» Stated goal
Your task is to extract every entry that follows word for word while excluding the pictures.

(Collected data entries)
┌──

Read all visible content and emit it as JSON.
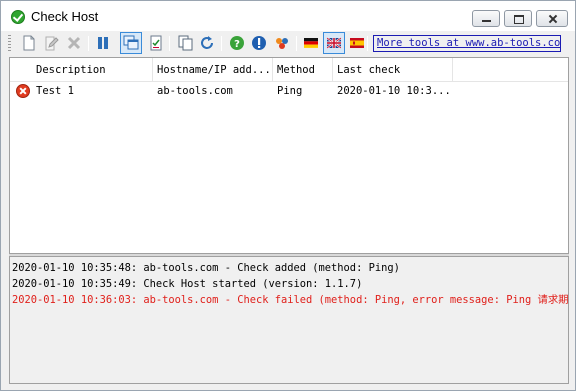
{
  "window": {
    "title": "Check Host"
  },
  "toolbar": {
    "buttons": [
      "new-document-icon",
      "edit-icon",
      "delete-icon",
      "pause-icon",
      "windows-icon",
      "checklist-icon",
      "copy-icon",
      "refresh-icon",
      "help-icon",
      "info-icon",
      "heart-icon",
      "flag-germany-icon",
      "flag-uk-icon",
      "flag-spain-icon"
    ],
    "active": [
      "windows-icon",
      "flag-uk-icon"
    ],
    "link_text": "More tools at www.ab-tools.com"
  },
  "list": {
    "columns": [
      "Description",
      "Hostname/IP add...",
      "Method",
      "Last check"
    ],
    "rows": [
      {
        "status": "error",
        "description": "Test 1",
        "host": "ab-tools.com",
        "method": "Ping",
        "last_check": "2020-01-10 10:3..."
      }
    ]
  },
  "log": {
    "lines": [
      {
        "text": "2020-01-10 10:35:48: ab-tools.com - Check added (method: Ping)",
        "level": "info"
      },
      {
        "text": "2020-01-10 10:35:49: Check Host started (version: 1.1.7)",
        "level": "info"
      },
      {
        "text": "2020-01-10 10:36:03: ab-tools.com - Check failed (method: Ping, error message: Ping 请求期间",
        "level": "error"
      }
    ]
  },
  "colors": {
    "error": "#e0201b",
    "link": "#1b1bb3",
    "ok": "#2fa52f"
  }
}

└──

» Solution for this exercise
Read all visible content and emit it as JSON.
{
  "window": {
    "title": "Check Host"
  },
  "toolbar": {
    "buttons": [
      "new-document-icon",
      "edit-icon",
      "delete-icon",
      "pause-icon",
      "windows-icon",
      "checklist-icon",
      "copy-icon",
      "refresh-icon",
      "help-icon",
      "info-icon",
      "heart-icon",
      "flag-germany-icon",
      "flag-uk-icon",
      "flag-spain-icon"
    ],
    "active": [
      "windows-icon",
      "flag-uk-icon"
    ],
    "link_text": "More tools at www.ab-tools.com"
  },
  "list": {
    "columns": [
      "Description",
      "Hostname/IP add...",
      "Method",
      "Last check"
    ],
    "rows": [
      {
        "status": "error",
        "description": "Test 1",
        "host": "ab-tools.com",
        "method": "Ping",
        "last_check": "2020-01-10 10:3..."
      }
    ]
  },
  "log": {
    "lines": [
      {
        "text": "2020-01-10 10:35:48: ab-tools.com - Check added (method: Ping)",
        "level": "info"
      },
      {
        "text": "2020-01-10 10:35:49: Check Host started (version: 1.1.7)",
        "level": "info"
      },
      {
        "text": "2020-01-10 10:36:03: ab-tools.com - Check failed (method: Ping, error message: Ping 请求期间",
        "level": "error"
      }
    ]
  },
  "colors": {
    "error": "#e0201b",
    "link": "#1b1bb3",
    "ok": "#2fa52f"
  }
}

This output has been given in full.